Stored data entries

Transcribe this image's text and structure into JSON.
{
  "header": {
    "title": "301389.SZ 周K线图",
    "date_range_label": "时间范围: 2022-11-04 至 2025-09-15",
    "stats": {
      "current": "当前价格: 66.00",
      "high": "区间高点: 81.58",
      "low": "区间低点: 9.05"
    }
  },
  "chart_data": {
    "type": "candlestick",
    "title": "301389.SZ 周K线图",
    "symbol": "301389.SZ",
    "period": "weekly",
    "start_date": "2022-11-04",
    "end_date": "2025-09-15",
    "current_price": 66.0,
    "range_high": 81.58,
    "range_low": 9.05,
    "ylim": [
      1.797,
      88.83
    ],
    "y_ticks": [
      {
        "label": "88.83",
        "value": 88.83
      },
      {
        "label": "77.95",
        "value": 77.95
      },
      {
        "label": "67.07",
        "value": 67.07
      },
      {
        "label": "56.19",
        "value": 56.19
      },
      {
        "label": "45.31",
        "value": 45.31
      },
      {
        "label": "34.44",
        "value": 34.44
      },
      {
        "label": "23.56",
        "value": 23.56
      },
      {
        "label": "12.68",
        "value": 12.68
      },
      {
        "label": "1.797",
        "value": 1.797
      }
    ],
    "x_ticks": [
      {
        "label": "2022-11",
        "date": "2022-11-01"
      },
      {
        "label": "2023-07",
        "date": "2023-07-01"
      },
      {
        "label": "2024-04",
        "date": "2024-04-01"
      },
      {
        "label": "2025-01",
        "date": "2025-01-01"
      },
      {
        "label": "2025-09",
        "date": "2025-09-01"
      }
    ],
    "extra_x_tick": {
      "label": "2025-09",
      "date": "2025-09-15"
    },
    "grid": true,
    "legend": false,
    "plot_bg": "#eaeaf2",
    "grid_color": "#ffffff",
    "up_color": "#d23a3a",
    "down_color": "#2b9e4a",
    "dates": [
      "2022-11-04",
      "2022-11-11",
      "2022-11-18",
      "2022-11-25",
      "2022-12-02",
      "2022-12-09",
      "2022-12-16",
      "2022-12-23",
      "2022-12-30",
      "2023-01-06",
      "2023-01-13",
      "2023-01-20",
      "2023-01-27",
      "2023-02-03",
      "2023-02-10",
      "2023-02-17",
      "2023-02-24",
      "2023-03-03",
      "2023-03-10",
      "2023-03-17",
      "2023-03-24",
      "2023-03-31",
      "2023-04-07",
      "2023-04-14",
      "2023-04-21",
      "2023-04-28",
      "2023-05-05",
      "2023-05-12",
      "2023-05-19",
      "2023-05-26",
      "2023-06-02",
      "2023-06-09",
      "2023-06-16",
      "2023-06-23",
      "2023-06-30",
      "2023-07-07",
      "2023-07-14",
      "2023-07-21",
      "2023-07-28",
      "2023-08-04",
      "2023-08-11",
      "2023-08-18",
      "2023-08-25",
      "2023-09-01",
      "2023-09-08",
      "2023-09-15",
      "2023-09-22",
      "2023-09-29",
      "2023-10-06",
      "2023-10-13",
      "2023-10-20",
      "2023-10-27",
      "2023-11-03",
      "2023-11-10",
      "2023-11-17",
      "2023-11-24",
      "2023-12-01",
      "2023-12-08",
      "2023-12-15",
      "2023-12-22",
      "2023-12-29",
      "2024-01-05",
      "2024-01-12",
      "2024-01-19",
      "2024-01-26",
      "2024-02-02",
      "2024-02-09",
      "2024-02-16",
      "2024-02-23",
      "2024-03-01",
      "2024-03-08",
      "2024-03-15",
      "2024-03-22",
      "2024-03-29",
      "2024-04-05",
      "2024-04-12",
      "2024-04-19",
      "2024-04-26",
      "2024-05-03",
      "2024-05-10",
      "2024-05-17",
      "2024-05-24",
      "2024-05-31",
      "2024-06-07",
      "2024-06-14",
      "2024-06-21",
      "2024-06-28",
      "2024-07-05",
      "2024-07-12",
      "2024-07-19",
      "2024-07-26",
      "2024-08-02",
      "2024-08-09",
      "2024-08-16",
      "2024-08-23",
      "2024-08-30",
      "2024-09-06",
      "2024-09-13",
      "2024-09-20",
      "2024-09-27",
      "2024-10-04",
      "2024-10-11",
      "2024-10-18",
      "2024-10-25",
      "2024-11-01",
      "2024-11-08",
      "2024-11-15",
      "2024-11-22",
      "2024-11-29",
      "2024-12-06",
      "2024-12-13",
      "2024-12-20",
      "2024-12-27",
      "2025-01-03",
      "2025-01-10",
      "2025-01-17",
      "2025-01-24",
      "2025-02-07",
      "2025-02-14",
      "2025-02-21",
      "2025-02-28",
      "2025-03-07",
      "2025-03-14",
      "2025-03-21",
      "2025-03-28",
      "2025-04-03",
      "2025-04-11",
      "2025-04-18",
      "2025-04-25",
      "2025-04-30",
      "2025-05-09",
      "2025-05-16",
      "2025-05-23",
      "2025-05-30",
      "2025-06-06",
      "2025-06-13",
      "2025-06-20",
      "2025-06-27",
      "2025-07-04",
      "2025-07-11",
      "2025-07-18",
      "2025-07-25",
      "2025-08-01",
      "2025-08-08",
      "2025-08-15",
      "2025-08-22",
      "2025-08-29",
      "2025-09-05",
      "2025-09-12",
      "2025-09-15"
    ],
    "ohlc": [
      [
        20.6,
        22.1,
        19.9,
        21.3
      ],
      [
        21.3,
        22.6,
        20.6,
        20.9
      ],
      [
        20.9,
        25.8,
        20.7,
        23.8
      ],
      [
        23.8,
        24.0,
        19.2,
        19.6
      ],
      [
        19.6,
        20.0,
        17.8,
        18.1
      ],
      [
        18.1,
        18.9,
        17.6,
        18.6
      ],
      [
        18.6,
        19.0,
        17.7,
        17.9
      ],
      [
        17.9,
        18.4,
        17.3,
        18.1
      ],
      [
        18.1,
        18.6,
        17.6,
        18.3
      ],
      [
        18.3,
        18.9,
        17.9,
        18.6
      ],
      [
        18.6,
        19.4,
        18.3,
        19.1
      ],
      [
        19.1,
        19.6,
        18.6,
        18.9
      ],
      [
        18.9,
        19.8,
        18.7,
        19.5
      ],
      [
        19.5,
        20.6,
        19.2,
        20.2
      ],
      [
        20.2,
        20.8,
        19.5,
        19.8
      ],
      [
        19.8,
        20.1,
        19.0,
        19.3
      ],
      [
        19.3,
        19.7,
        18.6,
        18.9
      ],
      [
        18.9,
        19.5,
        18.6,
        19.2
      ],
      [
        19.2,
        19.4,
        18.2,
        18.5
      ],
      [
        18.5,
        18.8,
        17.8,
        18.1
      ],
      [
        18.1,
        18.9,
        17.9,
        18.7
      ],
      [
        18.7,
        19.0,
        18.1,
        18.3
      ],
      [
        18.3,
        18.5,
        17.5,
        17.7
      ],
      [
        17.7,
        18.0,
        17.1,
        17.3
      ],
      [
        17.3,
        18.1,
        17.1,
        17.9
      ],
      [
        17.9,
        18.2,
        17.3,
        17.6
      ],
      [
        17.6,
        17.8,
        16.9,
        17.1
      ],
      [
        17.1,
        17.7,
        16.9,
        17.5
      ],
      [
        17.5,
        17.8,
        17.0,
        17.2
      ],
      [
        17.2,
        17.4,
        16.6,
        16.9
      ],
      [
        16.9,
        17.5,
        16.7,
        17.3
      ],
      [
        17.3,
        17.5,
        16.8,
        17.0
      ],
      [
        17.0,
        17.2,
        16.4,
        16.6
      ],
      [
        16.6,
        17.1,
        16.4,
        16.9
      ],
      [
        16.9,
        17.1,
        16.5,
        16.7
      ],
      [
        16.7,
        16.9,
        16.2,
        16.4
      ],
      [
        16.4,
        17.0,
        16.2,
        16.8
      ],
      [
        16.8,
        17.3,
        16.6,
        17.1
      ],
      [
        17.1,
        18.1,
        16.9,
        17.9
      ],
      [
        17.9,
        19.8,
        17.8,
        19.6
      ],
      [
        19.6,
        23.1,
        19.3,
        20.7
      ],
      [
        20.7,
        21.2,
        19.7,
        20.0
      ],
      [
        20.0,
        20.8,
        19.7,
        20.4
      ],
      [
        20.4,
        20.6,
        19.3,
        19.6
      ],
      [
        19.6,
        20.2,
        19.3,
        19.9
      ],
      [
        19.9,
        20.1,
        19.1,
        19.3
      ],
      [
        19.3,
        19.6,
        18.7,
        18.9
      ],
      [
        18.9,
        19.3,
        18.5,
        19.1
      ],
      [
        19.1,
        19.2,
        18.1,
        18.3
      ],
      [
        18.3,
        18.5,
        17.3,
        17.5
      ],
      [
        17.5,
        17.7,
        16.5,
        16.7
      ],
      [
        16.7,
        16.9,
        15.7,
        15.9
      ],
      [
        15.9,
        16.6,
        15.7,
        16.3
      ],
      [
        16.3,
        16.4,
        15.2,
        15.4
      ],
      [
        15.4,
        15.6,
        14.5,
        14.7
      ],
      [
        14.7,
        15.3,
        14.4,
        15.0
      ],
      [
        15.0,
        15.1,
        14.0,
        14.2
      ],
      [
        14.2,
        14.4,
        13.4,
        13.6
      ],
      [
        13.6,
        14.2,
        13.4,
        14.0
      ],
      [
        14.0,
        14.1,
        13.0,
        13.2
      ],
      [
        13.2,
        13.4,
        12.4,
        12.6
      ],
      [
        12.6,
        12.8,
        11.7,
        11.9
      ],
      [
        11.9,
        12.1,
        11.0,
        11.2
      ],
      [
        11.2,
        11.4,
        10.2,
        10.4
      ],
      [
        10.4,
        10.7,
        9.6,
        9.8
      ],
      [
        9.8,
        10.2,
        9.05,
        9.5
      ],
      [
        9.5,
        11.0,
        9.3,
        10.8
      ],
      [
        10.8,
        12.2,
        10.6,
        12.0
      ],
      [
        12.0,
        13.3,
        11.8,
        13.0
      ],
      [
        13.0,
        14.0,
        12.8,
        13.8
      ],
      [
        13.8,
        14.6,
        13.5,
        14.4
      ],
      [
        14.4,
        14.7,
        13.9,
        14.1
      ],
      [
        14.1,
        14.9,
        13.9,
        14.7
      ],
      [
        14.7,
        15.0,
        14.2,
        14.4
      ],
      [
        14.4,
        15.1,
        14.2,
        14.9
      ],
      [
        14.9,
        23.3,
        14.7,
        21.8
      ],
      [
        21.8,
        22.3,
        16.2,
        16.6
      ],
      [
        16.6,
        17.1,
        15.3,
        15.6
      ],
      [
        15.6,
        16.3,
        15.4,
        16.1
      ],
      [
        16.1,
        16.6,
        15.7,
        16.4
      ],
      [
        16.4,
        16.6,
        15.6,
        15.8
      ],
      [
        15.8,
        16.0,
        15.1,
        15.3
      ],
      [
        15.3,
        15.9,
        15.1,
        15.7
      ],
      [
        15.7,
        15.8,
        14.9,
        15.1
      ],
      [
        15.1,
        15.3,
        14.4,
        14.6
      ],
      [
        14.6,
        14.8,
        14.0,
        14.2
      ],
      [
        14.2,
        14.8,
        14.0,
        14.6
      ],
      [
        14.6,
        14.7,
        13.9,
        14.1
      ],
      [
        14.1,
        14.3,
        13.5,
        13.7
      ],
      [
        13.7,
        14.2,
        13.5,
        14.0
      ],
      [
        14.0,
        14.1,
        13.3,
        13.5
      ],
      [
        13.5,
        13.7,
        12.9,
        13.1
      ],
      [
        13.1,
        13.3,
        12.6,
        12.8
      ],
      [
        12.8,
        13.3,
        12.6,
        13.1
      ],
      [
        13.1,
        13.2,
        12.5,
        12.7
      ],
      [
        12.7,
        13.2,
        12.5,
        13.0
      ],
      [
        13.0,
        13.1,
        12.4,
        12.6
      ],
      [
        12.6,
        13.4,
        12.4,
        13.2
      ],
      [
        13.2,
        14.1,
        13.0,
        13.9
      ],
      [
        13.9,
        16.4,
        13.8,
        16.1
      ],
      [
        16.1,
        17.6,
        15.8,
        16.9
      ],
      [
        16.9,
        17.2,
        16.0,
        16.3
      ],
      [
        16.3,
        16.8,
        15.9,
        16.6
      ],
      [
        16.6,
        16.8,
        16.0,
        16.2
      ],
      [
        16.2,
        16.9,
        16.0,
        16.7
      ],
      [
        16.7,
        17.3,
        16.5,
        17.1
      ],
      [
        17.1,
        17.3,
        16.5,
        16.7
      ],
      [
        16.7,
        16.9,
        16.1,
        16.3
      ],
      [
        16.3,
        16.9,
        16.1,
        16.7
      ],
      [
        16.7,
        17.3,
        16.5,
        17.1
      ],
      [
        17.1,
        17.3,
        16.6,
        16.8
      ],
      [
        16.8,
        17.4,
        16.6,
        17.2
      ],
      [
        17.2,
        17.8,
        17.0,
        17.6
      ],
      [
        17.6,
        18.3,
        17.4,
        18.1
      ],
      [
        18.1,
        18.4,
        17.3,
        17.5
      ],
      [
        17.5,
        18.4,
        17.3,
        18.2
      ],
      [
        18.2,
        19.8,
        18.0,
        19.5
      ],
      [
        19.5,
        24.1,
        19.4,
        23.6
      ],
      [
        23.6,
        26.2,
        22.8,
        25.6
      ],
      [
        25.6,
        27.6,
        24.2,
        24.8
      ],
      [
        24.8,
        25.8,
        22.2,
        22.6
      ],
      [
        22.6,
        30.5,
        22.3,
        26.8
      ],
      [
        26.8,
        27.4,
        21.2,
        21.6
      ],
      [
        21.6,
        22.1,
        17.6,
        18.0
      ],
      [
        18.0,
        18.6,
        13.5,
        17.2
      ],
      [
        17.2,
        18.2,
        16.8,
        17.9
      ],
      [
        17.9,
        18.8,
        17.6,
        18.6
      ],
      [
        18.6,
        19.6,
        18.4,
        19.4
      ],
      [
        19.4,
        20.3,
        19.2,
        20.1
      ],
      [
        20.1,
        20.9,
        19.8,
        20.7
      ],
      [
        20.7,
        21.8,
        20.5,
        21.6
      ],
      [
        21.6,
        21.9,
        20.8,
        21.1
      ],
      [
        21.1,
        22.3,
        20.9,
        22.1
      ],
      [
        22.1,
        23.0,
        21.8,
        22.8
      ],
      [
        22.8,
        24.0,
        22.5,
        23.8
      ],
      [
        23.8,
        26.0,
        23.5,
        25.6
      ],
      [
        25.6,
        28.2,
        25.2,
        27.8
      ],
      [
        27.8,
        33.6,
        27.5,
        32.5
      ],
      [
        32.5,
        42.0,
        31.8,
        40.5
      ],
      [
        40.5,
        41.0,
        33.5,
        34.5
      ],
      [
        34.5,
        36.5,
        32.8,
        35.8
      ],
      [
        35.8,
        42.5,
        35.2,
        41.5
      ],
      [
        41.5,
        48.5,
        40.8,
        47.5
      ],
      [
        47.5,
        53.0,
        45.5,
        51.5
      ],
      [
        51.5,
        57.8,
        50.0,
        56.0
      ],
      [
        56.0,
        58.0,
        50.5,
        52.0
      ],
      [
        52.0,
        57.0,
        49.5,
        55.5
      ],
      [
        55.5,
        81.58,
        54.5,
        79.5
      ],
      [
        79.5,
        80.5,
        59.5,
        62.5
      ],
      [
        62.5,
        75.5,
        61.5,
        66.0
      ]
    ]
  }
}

...

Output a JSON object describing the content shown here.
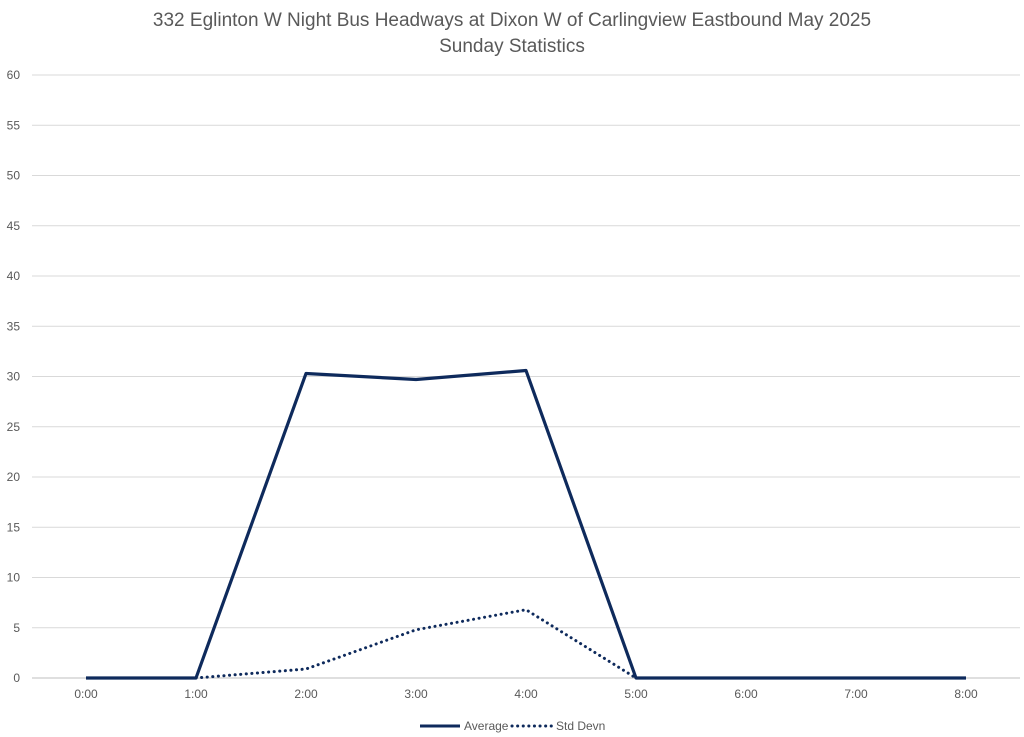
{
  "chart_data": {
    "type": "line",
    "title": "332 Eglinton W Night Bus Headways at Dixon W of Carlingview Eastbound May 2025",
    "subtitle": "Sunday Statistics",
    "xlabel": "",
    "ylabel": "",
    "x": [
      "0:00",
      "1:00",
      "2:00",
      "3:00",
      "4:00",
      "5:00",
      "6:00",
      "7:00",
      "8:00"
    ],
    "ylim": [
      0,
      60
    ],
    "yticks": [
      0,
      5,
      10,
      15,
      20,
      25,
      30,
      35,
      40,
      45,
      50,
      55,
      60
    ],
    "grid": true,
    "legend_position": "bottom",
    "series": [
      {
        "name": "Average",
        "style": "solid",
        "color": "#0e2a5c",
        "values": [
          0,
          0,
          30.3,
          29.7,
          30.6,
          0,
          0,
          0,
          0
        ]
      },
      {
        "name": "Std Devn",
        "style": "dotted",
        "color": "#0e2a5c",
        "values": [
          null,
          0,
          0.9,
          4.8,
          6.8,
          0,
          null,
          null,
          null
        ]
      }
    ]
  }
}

## [Set task]
Among the records above, find each line holding the string "JSON" and pull it out.

## [Expected output]
Transcribe this image's text and structure into JSON.
Output a JSON object describing the content shown here.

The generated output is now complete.